* [YOUR GOAL]
Pull out every line in the data that has the string "title" in it.

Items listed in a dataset
= = =
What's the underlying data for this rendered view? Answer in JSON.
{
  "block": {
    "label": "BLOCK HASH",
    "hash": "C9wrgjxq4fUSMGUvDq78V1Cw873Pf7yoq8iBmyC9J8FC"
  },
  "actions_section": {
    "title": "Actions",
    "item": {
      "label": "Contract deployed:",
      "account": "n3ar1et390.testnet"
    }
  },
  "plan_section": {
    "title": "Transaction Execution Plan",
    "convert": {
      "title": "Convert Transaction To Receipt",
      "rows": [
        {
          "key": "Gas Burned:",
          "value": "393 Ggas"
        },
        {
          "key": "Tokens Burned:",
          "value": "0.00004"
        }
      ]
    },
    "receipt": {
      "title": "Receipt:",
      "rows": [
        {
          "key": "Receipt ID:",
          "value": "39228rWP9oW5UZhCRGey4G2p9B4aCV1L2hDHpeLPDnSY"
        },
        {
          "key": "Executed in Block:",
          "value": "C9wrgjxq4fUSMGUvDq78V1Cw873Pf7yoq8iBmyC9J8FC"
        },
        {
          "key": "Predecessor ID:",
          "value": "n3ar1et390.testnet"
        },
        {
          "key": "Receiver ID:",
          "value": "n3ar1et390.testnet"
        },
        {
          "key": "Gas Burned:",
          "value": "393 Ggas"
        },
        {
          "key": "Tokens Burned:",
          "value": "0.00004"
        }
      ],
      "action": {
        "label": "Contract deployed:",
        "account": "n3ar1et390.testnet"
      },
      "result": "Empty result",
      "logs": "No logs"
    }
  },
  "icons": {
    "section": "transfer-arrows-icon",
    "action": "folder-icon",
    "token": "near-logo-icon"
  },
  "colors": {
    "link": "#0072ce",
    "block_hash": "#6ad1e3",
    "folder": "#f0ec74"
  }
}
= = =
* [COMPLETED EXERCISE]
    "title": "Actions",
    "title": "Transaction Execution Plan",
      "title": "Convert Transaction To Receipt",
      "title": "Receipt:",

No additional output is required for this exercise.